[The task]:
Rewrite the records below with every "conclusion" changed to "summary", leaving all other text in the lines as it is.

═════ Source records ═════

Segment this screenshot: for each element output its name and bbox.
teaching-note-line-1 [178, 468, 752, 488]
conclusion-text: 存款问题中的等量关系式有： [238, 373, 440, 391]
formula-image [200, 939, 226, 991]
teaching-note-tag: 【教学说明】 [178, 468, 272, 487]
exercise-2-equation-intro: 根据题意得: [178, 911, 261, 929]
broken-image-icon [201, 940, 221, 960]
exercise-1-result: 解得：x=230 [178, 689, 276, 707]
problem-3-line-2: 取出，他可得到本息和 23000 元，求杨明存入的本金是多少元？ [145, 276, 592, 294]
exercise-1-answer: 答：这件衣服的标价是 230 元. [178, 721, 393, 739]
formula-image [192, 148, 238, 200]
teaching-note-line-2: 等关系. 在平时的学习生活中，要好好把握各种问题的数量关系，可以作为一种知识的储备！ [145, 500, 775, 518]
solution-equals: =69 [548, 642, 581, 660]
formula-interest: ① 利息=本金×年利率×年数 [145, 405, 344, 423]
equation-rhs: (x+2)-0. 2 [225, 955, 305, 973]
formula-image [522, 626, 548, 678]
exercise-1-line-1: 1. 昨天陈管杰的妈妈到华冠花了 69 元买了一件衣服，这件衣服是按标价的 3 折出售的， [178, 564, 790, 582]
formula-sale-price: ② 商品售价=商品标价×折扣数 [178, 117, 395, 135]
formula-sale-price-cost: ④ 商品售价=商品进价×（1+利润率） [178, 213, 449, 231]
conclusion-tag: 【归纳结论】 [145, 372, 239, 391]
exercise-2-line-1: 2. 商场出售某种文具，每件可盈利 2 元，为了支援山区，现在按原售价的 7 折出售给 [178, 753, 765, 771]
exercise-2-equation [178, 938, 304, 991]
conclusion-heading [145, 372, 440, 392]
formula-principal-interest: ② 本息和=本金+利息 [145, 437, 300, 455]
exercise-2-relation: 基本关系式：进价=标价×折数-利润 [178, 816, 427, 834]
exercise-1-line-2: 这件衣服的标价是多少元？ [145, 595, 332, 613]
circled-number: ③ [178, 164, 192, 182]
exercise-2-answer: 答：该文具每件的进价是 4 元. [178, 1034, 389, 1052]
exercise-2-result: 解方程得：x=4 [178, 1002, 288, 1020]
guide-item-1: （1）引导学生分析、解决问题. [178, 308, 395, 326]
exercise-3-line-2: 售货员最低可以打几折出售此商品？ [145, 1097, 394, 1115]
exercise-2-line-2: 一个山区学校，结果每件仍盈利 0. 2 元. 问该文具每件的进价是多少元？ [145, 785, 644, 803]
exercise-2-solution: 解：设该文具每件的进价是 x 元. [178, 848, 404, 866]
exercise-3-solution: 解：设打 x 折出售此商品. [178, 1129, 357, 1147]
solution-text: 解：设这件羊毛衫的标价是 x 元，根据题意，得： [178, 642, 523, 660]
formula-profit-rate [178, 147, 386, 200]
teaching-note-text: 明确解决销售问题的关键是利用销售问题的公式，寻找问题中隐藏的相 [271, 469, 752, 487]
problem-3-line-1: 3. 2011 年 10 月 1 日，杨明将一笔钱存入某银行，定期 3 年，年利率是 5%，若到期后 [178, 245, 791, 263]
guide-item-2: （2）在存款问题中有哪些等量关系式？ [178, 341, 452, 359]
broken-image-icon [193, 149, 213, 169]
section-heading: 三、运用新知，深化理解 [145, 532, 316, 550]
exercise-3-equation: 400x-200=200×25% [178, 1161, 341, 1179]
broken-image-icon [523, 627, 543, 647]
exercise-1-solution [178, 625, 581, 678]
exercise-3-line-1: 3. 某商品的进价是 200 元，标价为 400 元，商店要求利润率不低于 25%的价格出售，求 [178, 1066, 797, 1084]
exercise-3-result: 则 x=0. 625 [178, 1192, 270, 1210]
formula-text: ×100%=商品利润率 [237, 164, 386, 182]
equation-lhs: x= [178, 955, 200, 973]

═════

[Answer for this exercise]:
Segment this screenshot: for each element output its name and bbox.
teaching-note-line-1 [178, 468, 752, 488]
summary-text: 存款问题中的等量关系式有： [238, 373, 440, 391]
formula-image [200, 939, 226, 991]
teaching-note-tag: 【教学说明】 [178, 468, 272, 487]
exercise-2-equation-intro: 根据题意得: [178, 911, 261, 929]
broken-image-icon [201, 940, 221, 960]
exercise-1-result: 解得：x=230 [178, 689, 276, 707]
problem-3-line-2: 取出，他可得到本息和 23000 元，求杨明存入的本金是多少元？ [145, 276, 592, 294]
exercise-1-answer: 答：这件衣服的标价是 230 元. [178, 721, 393, 739]
formula-image [192, 148, 238, 200]
teaching-note-line-2: 等关系. 在平时的学习生活中，要好好把握各种问题的数量关系，可以作为一种知识的储备！ [145, 500, 775, 518]
solution-equals: =69 [548, 642, 581, 660]
formula-interest: ① 利息=本金×年利率×年数 [145, 405, 344, 423]
equation-rhs: (x+2)-0. 2 [225, 955, 305, 973]
formula-image [522, 626, 548, 678]
exercise-1-line-1: 1. 昨天陈管杰的妈妈到华冠花了 69 元买了一件衣服，这件衣服是按标价的 3 折出售的， [178, 564, 790, 582]
formula-sale-price: ② 商品售价=商品标价×折扣数 [178, 117, 395, 135]
formula-sale-price-cost: ④ 商品售价=商品进价×（1+利润率） [178, 213, 449, 231]
summary-tag: 【归纳结论】 [145, 372, 239, 391]
exercise-2-line-1: 2. 商场出售某种文具，每件可盈利 2 元，为了支援山区，现在按原售价的 7 折出售给 [178, 753, 765, 771]
exercise-2-equation [178, 938, 304, 991]
summary-heading [145, 372, 440, 392]
formula-principal-interest: ② 本息和=本金+利息 [145, 437, 300, 455]
exercise-2-relation: 基本关系式：进价=标价×折数-利润 [178, 816, 427, 834]
exercise-1-line-2: 这件衣服的标价是多少元？ [145, 595, 332, 613]
circled-number: ③ [178, 164, 192, 182]
exercise-2-answer: 答：该文具每件的进价是 4 元. [178, 1034, 389, 1052]
exercise-2-result: 解方程得：x=4 [178, 1002, 288, 1020]
guide-item-1: （1）引导学生分析、解决问题. [178, 308, 395, 326]
exercise-3-line-2: 售货员最低可以打几折出售此商品？ [145, 1097, 394, 1115]
exercise-2-line-2: 一个山区学校，结果每件仍盈利 0. 2 元. 问该文具每件的进价是多少元？ [145, 785, 644, 803]
exercise-2-solution: 解：设该文具每件的进价是 x 元. [178, 848, 404, 866]
exercise-3-solution: 解：设打 x 折出售此商品. [178, 1129, 357, 1147]
solution-text: 解：设这件羊毛衫的标价是 x 元，根据题意，得： [178, 642, 523, 660]
formula-profit-rate [178, 147, 386, 200]
teaching-note-text: 明确解决销售问题的关键是利用销售问题的公式，寻找问题中隐藏的相 [271, 469, 752, 487]
problem-3-line-1: 3. 2011 年 10 月 1 日，杨明将一笔钱存入某银行，定期 3 年，年利率是 5%，若到期后 [178, 245, 791, 263]
guide-item-2: （2）在存款问题中有哪些等量关系式？ [178, 341, 452, 359]
broken-image-icon [193, 149, 213, 169]
section-heading: 三、运用新知，深化理解 [145, 532, 316, 550]
exercise-3-equation: 400x-200=200×25% [178, 1161, 341, 1179]
broken-image-icon [523, 627, 543, 647]
exercise-1-solution [178, 625, 581, 678]
exercise-3-line-1: 3. 某商品的进价是 200 元，标价为 400 元，商店要求利润率不低于 25%的价格出售，求 [178, 1066, 797, 1084]
exercise-3-result: 则 x=0. 625 [178, 1192, 270, 1210]
formula-text: ×100%=商品利润率 [237, 164, 386, 182]
equation-lhs: x= [178, 955, 200, 973]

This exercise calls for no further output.